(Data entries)
——

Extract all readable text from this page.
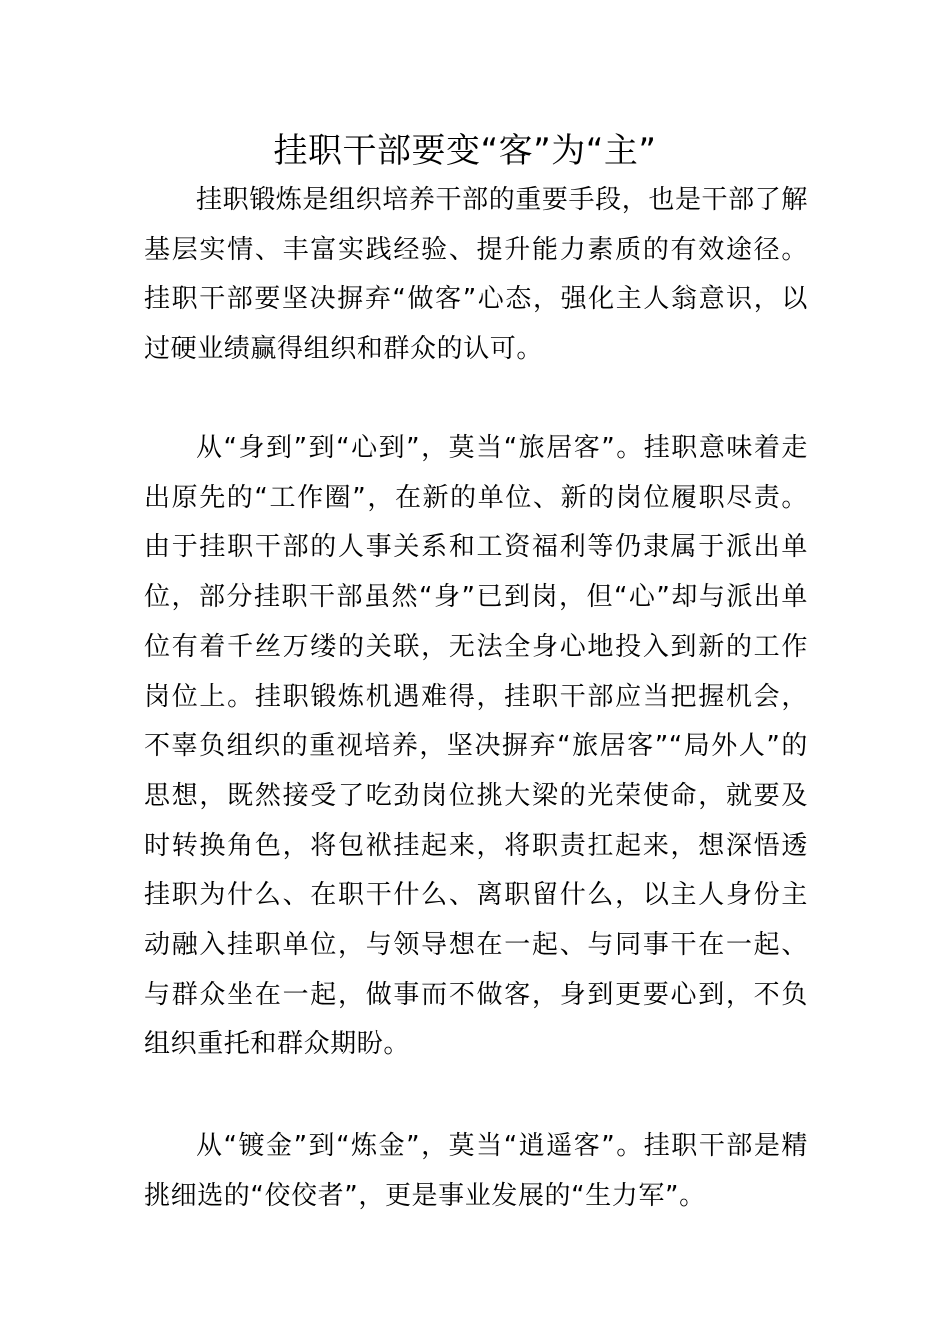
挂职干部要变“客”为“主”

挂职锻炼是组织培养干部的重要手段，也是干部了解基层实情、丰富实践经验、提升能力素质的有效途径。挂职干部要坚决摒弃“做客”心态，强化主人翁意识，以过硬业绩赢得组织和群众的认可。

从“身到”到“心到”，莫当“旅居客”。挂职意味着走出原先的“工作圈”，在新的单位、新的岗位履职尽责。由于挂职干部的人事关系和工资福利等仍隶属于派出单位，部分挂职干部虽然“身”已到岗，但“心”却与派出单位有着千丝万缕的关联，无法全身心地投入到新的工作岗位上。挂职锻炼机遇难得，挂职干部应当把握机会，不辜负组织的重视培养，坚决摒弃“旅居客”“局外人”的思想，既然接受了吃劲岗位挑大梁的光荣使命，就要及时转换角色，将包袱挂起来，将职责扛起来，想深悟透挂职为什么、在职干什么、离职留什么，以主人身份主动融入挂职单位，与领导想在一起、与同事干在一起、与群众坐在一起，做事而不做客，身到更要心到，不负组织重托和群众期盼。

从“镀金”到“炼金”，莫当“逍遥客”。挂职干部是精挑细选的“佼佼者”，更是事业发展的“生力军”。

——

:: GIVEN EXERCISE ::
Transcribe the records above verbatim. Do not carry over any picture.

:: COMPLETE ANSWER ::
Extract all readable text from this page.
挂职干部要变“客”为“主”

挂职锻炼是组织培养干部的重要手段，也是干部了解基层实情、丰富实践经验、提升能力素质的有效途径。挂职干部要坚决摒弃“做客”心态，强化主人翁意识，以过硬业绩赢得组织和群众的认可。

从“身到”到“心到”，莫当“旅居客”。挂职意味着走出原先的“工作圈”，在新的单位、新的岗位履职尽责。由于挂职干部的人事关系和工资福利等仍隶属于派出单位，部分挂职干部虽然“身”已到岗，但“心”却与派出单位有着千丝万缕的关联，无法全身心地投入到新的工作岗位上。挂职锻炼机遇难得，挂职干部应当把握机会，不辜负组织的重视培养，坚决摒弃“旅居客”“局外人”的思想，既然接受了吃劲岗位挑大梁的光荣使命，就要及时转换角色，将包袱挂起来，将职责扛起来，想深悟透挂职为什么、在职干什么、离职留什么，以主人身份主动融入挂职单位，与领导想在一起、与同事干在一起、与群众坐在一起，做事而不做客，身到更要心到，不负组织重托和群众期盼。

从“镀金”到“炼金”，莫当“逍遥客”。挂职干部是精挑细选的“佼佼者”，更是事业发展的“生力军”。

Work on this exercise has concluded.